PROBLEM REQUIREMENTS.
Transcribe all of the data exactly. Omit the pictures.

TASK INPUT.
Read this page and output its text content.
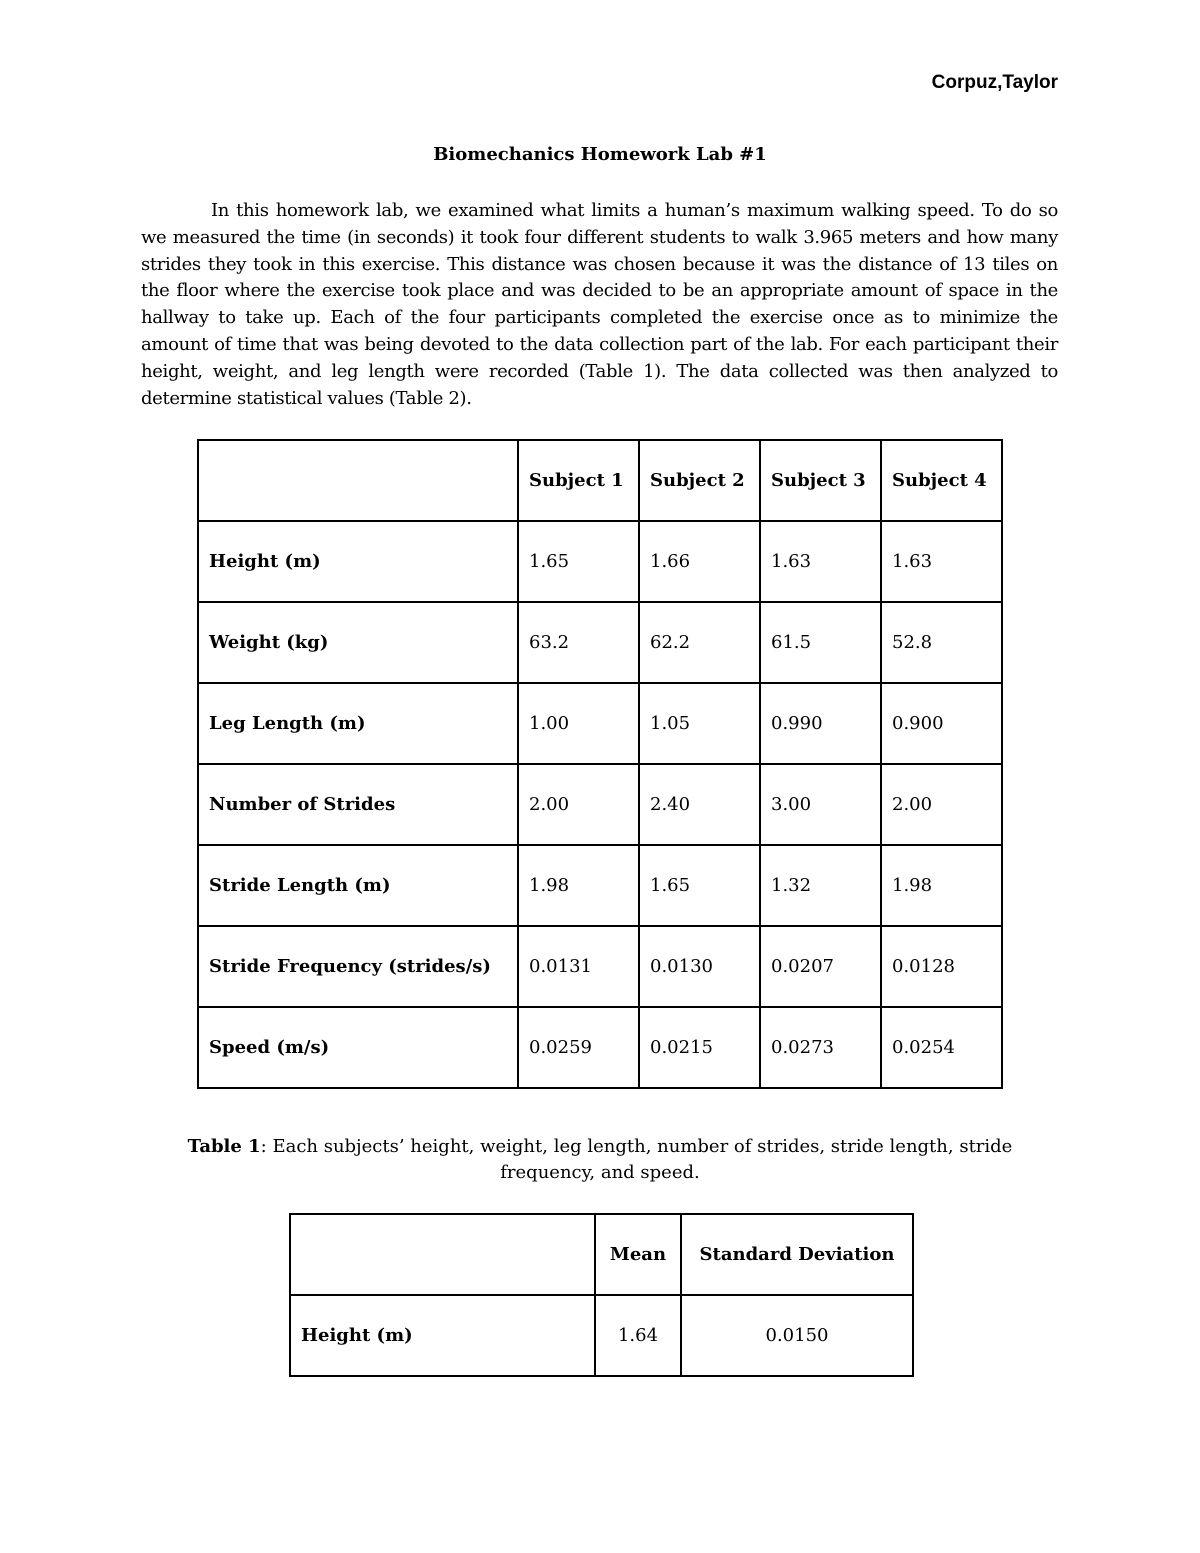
Corpuz,Taylor
Biomechanics Homework Lab #1

In this homework lab, we examined what limits a human’s maximum walking speed. To do so we measured the time (in seconds) it took four different students to walk 3.965 meters and how many strides they took in this exercise. This distance was chosen because it was the distance of 13 tiles on the floor where the exercise took place and was decided to be an appropriate amount of space in the hallway to take up. Each of the four participants completed the exercise once as to minimize the amount of time that was being devoted to the data collection part of the lab. For each participant their height, weight, and leg length were recorded (Table 1). The data collected was then analyzed to determine statistical values (Table 2).

	Subject 1	Subject 2	Subject 3	Subject 4
Height (m)	1.65	1.66	1.63	1.63
Weight (kg)	63.2	62.2	61.5	52.8
Leg Length (m)	1.00	1.05	0.990	0.900
Number of Strides	2.00	2.40	3.00	2.00
Stride Length (m)	1.98	1.65	1.32	1.98
Stride Frequency (strides/s)	0.0131	0.0130	0.0207	0.0128
Speed (m/s)	0.0259	0.0215	0.0273	0.0254
Table 1: Each subjects’ height, weight, leg length, number of strides, stride length, stride frequency, and speed.
	Mean	Standard Deviation
Height (m)	1.64	0.0150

WORKED ANSWER.
Read this page and output its text content.
Corpuz,Taylor
Biomechanics Homework Lab #1

In this homework lab, we examined what limits a human’s maximum walking speed. To do so we measured the time (in seconds) it took four different students to walk 3.965 meters and how many strides they took in this exercise. This distance was chosen because it was the distance of 13 tiles on the floor where the exercise took place and was decided to be an appropriate amount of space in the hallway to take up. Each of the four participants completed the exercise once as to minimize the amount of time that was being devoted to the data collection part of the lab. For each participant their height, weight, and leg length were recorded (Table 1). The data collected was then analyzed to determine statistical values (Table 2).

	Subject 1	Subject 2	Subject 3	Subject 4
Height (m)	1.65	1.66	1.63	1.63
Weight (kg)	63.2	62.2	61.5	52.8
Leg Length (m)	1.00	1.05	0.990	0.900
Number of Strides	2.00	2.40	3.00	2.00
Stride Length (m)	1.98	1.65	1.32	1.98
Stride Frequency (strides/s)	0.0131	0.0130	0.0207	0.0128
Speed (m/s)	0.0259	0.0215	0.0273	0.0254
Table 1: Each subjects’ height, weight, leg length, number of strides, stride length, stride frequency, and speed.
	Mean	Standard Deviation
Height (m)	1.64	0.0150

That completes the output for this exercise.